Records that describe figures
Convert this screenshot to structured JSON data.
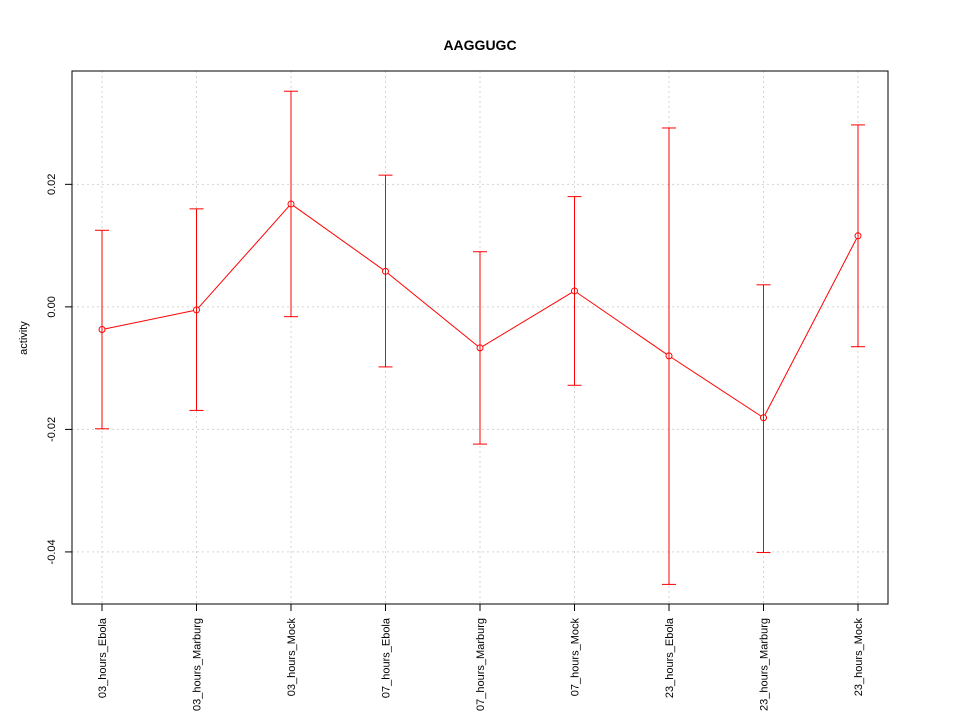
{
  "chart_data": {
    "type": "line",
    "title": "AAGGUGC",
    "xlabel": "",
    "ylabel": "activity",
    "ylim": [
      -0.0485,
      0.0385
    ],
    "yticks": [
      -0.04,
      -0.02,
      0.0,
      0.02
    ],
    "ytick_labels": [
      "-0.04",
      "-0.02",
      "0.00",
      "0.02"
    ],
    "grid": true,
    "categories": [
      "03_hours_Ebola",
      "03_hours_Marburg",
      "03_hours_Mock",
      "07_hours_Ebola",
      "07_hours_Marburg",
      "07_hours_Mock",
      "23_hours_Ebola",
      "23_hours_Marburg",
      "23_hours_Mock"
    ],
    "series": [
      {
        "values": [
          -0.0037,
          -0.0005,
          0.0168,
          0.0058,
          -0.0067,
          0.0026,
          -0.008,
          -0.0181,
          0.0116
        ],
        "lower": [
          -0.0199,
          -0.0169,
          -0.0016,
          -0.0098,
          -0.0224,
          -0.0128,
          -0.0453,
          -0.0401,
          -0.0065
        ],
        "upper": [
          0.0125,
          0.016,
          0.0352,
          0.0215,
          0.009,
          0.018,
          0.0292,
          0.0036,
          0.0297
        ],
        "color": "#ff0000"
      }
    ]
  }
}
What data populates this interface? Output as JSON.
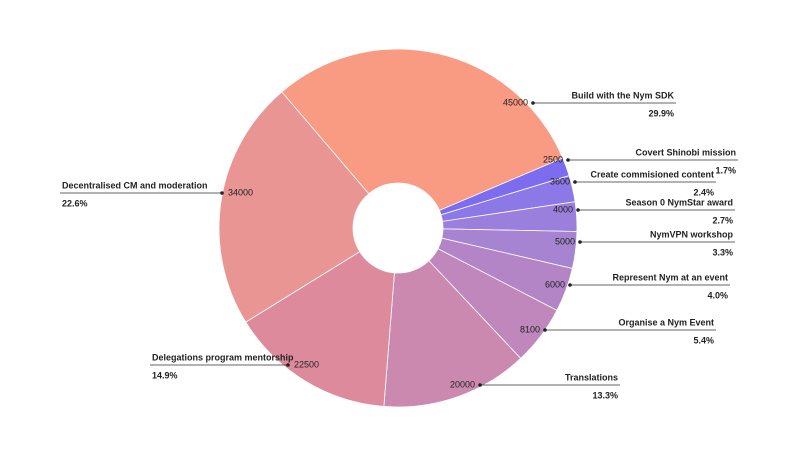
{
  "chart_data": {
    "type": "donut",
    "categories": [
      "Build with the Nym SDK",
      "Covert Shinobi mission",
      "Create commisioned content",
      "Season 0 NymStar award",
      "NymVPN workshop",
      "Represent Nym at an event",
      "Organise a Nym Event",
      "Translations",
      "Delegations program mentorship",
      "Decentralised CM and moderation"
    ],
    "values": [
      45000,
      2500,
      3600,
      4000,
      5000,
      6000,
      8100,
      20000,
      22500,
      34000
    ],
    "percent_labels": [
      "29.9%",
      "1.7%",
      "2.4%",
      "2.7%",
      "3.3%",
      "4.0%",
      "5.4%",
      "13.3%",
      "14.9%",
      "22.6%"
    ],
    "colors": [
      "#f99a82",
      "#7b6cf0",
      "#8c78e6",
      "#9a7fdc",
      "#a784d2",
      "#b384c6",
      "#c087bd",
      "#cc89b0",
      "#dd8b9c",
      "#e99593"
    ]
  }
}
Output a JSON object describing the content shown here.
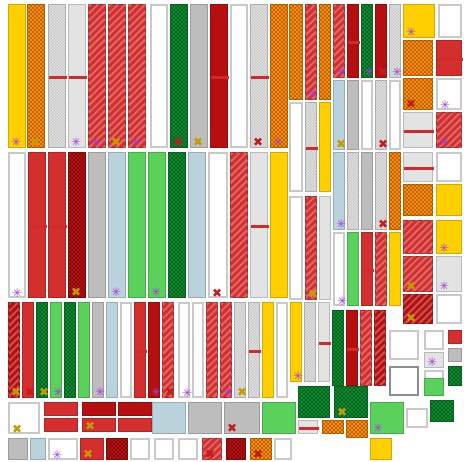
{
  "palette": {
    "yellow": "#ffcf00",
    "orange": "#ff8c00",
    "red": "#d32f2f",
    "darkred": "#b50f0f",
    "green": "#0a8a2f",
    "lightgreen": "#5ad15a",
    "lightblue": "#b9d2dc",
    "gray": "#bdbdbd",
    "lightgray": "#e3e3e3",
    "white": "#ffffff",
    "divider": "#d02a2a"
  },
  "icons": {
    "star": "star-burst-icon",
    "cross": "cross-mark-icon"
  }
}
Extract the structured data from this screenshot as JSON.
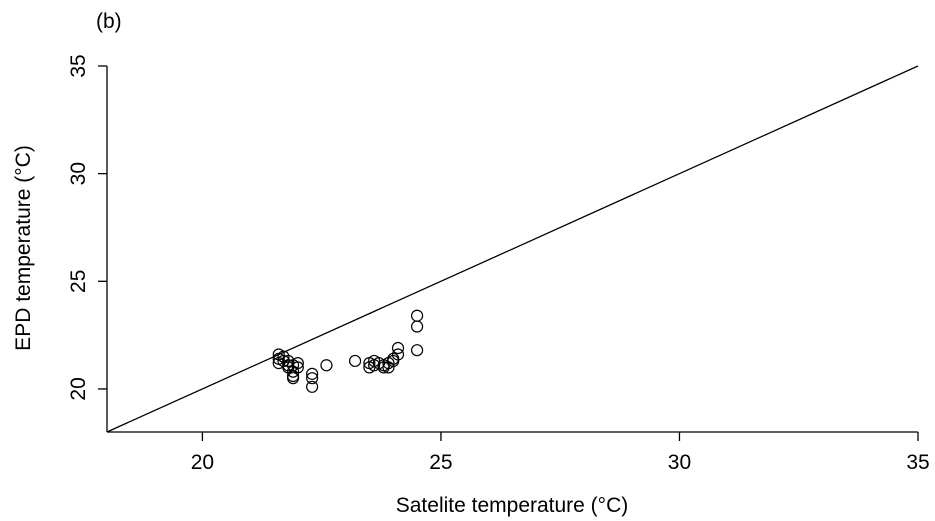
{
  "chart_data": {
    "type": "scatter",
    "panel_label": "(b)",
    "xlabel": "Satelite temperature (°C)",
    "ylabel": "EPD temperature (°C)",
    "xlim": [
      18,
      35
    ],
    "ylim": [
      18,
      35
    ],
    "x_ticks": [
      20,
      25,
      30,
      35
    ],
    "y_ticks": [
      20,
      25,
      30,
      35
    ],
    "grid": false,
    "legend": "none",
    "marker": "open-circle",
    "reference_line": {
      "type": "identity",
      "from": [
        18,
        18
      ],
      "to": [
        35,
        35
      ]
    },
    "points": [
      {
        "x": 21.6,
        "y": 21.6
      },
      {
        "x": 21.6,
        "y": 21.4
      },
      {
        "x": 21.6,
        "y": 21.2
      },
      {
        "x": 21.7,
        "y": 21.5
      },
      {
        "x": 21.7,
        "y": 21.3
      },
      {
        "x": 21.8,
        "y": 21.3
      },
      {
        "x": 21.8,
        "y": 21.1
      },
      {
        "x": 21.8,
        "y": 21.0
      },
      {
        "x": 21.9,
        "y": 21.1
      },
      {
        "x": 21.9,
        "y": 20.8
      },
      {
        "x": 21.9,
        "y": 20.6
      },
      {
        "x": 21.9,
        "y": 20.5
      },
      {
        "x": 22.0,
        "y": 21.2
      },
      {
        "x": 22.0,
        "y": 21.0
      },
      {
        "x": 22.3,
        "y": 20.7
      },
      {
        "x": 22.3,
        "y": 20.5
      },
      {
        "x": 22.3,
        "y": 20.1
      },
      {
        "x": 22.6,
        "y": 21.1
      },
      {
        "x": 23.2,
        "y": 21.3
      },
      {
        "x": 23.5,
        "y": 21.2
      },
      {
        "x": 23.5,
        "y": 21.0
      },
      {
        "x": 23.6,
        "y": 21.3
      },
      {
        "x": 23.6,
        "y": 21.1
      },
      {
        "x": 23.7,
        "y": 21.2
      },
      {
        "x": 23.8,
        "y": 21.1
      },
      {
        "x": 23.8,
        "y": 21.0
      },
      {
        "x": 23.9,
        "y": 21.2
      },
      {
        "x": 23.9,
        "y": 21.0
      },
      {
        "x": 24.0,
        "y": 21.4
      },
      {
        "x": 24.0,
        "y": 21.3
      },
      {
        "x": 24.1,
        "y": 21.6
      },
      {
        "x": 24.1,
        "y": 21.9
      },
      {
        "x": 24.5,
        "y": 23.4
      },
      {
        "x": 24.5,
        "y": 22.9
      },
      {
        "x": 24.5,
        "y": 21.8
      }
    ]
  }
}
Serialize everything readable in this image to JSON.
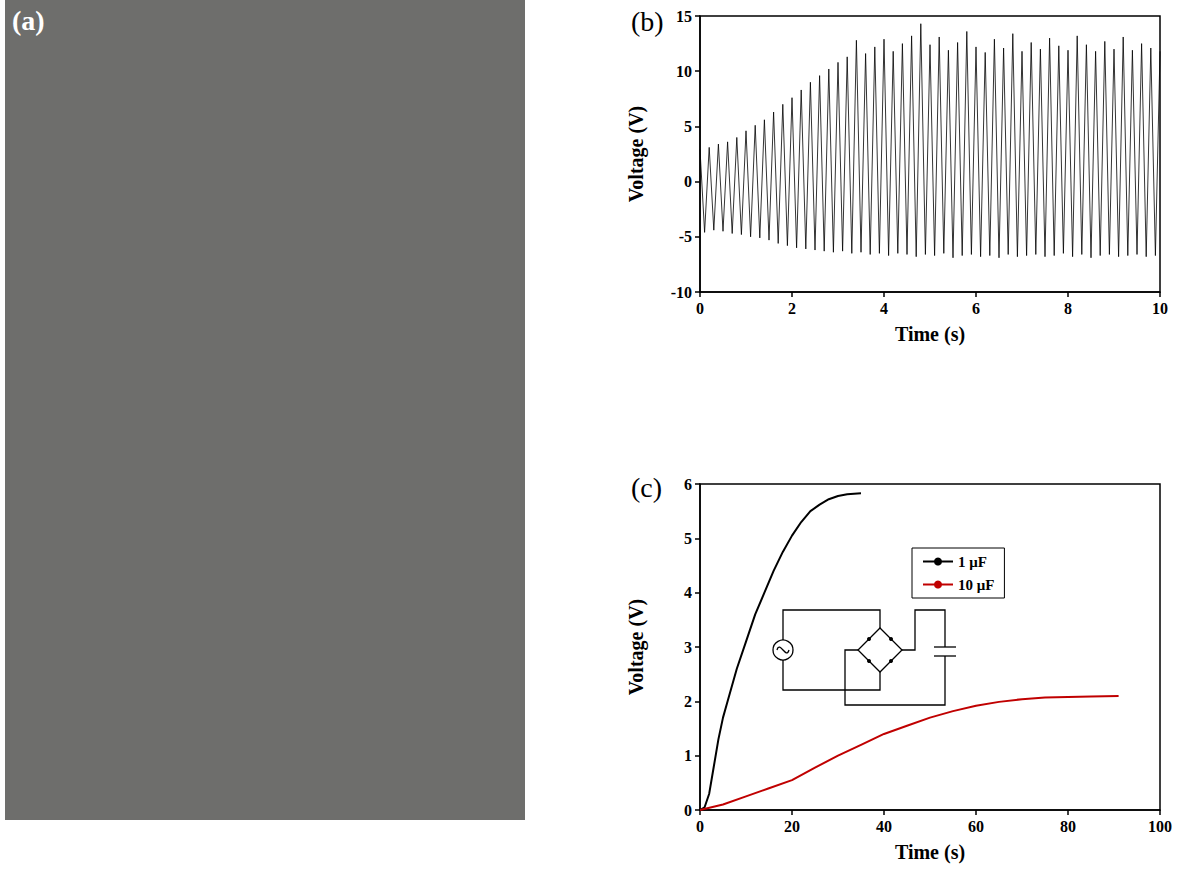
{
  "image": {
    "title": "(a)"
  },
  "chart_data": [
    {
      "type": "line",
      "title": "(b)",
      "xlabel": "Time (s)",
      "ylabel": "Voltage (V)",
      "x": [
        0,
        0.1,
        0.2,
        0.3,
        0.4,
        0.5,
        0.6,
        0.7,
        0.8,
        0.9,
        1.0,
        1.1,
        1.2,
        1.3,
        1.4,
        1.5,
        1.6,
        1.7,
        1.8,
        1.9,
        2.0,
        2.1,
        2.2,
        2.3,
        2.4,
        2.5,
        2.6,
        2.7,
        2.8,
        2.9,
        3.0,
        3.1,
        3.2,
        3.3,
        3.4,
        3.5,
        3.6,
        3.7,
        3.8,
        3.9,
        4.0,
        4.1,
        4.2,
        4.3,
        4.4,
        4.5,
        4.6,
        4.7,
        4.8,
        4.9,
        5.0,
        5.1,
        5.2,
        5.3,
        5.4,
        5.5,
        5.6,
        5.7,
        5.8,
        5.9,
        6.0,
        6.1,
        6.2,
        6.3,
        6.4,
        6.5,
        6.6,
        6.7,
        6.8,
        6.9,
        7.0,
        7.1,
        7.2,
        7.3,
        7.4,
        7.5,
        7.6,
        7.7,
        7.8,
        7.9,
        8.0,
        8.1,
        8.2,
        8.3,
        8.4,
        8.5,
        8.6,
        8.7,
        8.8,
        8.9,
        9.0,
        9.1,
        9.2,
        9.3,
        9.4,
        9.5,
        9.6,
        9.7,
        9.8,
        9.9,
        10.0
      ],
      "values": [
        2.9,
        -4.6,
        3.1,
        -4.4,
        3.4,
        -4.5,
        3.6,
        -4.7,
        4.0,
        -4.8,
        4.6,
        -5.0,
        5.1,
        -5.1,
        5.6,
        -5.3,
        6.3,
        -5.6,
        7.0,
        -5.8,
        7.6,
        -6.0,
        8.3,
        -6.1,
        9.0,
        -6.2,
        9.6,
        -6.3,
        10.2,
        -6.4,
        10.8,
        -6.3,
        11.3,
        -6.5,
        12.8,
        -6.4,
        11.6,
        -6.6,
        12.2,
        -6.5,
        12.9,
        -6.7,
        11.8,
        -6.5,
        12.5,
        -6.6,
        13.2,
        -6.8,
        14.3,
        -6.6,
        12.4,
        -6.7,
        13.1,
        -6.5,
        11.9,
        -6.9,
        12.6,
        -6.7,
        13.6,
        -6.6,
        12.2,
        -6.8,
        11.7,
        -6.7,
        12.9,
        -6.9,
        12.1,
        -6.6,
        13.4,
        -6.8,
        11.8,
        -6.7,
        12.6,
        -6.6,
        12.0,
        -6.8,
        13.0,
        -6.7,
        12.3,
        -6.5,
        11.9,
        -6.8,
        13.2,
        -6.6,
        12.4,
        -6.9,
        11.8,
        -6.7,
        12.7,
        -6.6,
        12.0,
        -6.8,
        13.1,
        -6.7,
        11.9,
        -6.6,
        12.5,
        -6.8,
        12.1,
        -6.7,
        11.8
      ],
      "color": "#000000",
      "xlim": [
        0,
        10
      ],
      "xticks": [
        0,
        2,
        4,
        6,
        8,
        10
      ],
      "ylim": [
        -10,
        15
      ],
      "yticks": [
        -10,
        -5,
        0,
        5,
        10,
        15
      ],
      "grid": false
    },
    {
      "type": "line",
      "title": "(c)",
      "xlabel": "Time (s)",
      "ylabel": "Voltage (V)",
      "series": [
        {
          "name": "1 μF",
          "color": "#000000",
          "x": [
            0,
            1,
            2,
            3,
            4,
            5,
            6,
            8,
            10,
            12,
            14,
            16,
            18,
            20,
            22,
            24,
            26,
            28,
            30,
            32,
            35
          ],
          "values": [
            0,
            0.05,
            0.3,
            0.8,
            1.3,
            1.7,
            2.0,
            2.6,
            3.1,
            3.6,
            4.0,
            4.4,
            4.75,
            5.05,
            5.3,
            5.5,
            5.62,
            5.72,
            5.78,
            5.81,
            5.83
          ]
        },
        {
          "name": "10 μF",
          "color": "#c00000",
          "x": [
            0,
            5,
            10,
            15,
            20,
            25,
            30,
            35,
            40,
            45,
            50,
            55,
            60,
            65,
            70,
            75,
            80,
            85,
            91
          ],
          "values": [
            0,
            0.1,
            0.25,
            0.4,
            0.55,
            0.78,
            1.0,
            1.2,
            1.4,
            1.55,
            1.7,
            1.82,
            1.92,
            1.99,
            2.04,
            2.07,
            2.08,
            2.09,
            2.1
          ]
        }
      ],
      "xlim": [
        0,
        100
      ],
      "xticks": [
        0,
        20,
        40,
        60,
        80,
        100
      ],
      "ylim": [
        0,
        6
      ],
      "yticks": [
        0,
        1,
        2,
        3,
        4,
        5,
        6
      ],
      "grid": false,
      "legend": "upper right"
    }
  ]
}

Task description
Pick out all the lines with the word "this" in them and copy them.

Result
Convert this screenshot to structured JSON data.
What data populates this interface? Output as JSON.
Extract the structured data from this screenshot as JSON.
Serialize everything readable in this image to JSON.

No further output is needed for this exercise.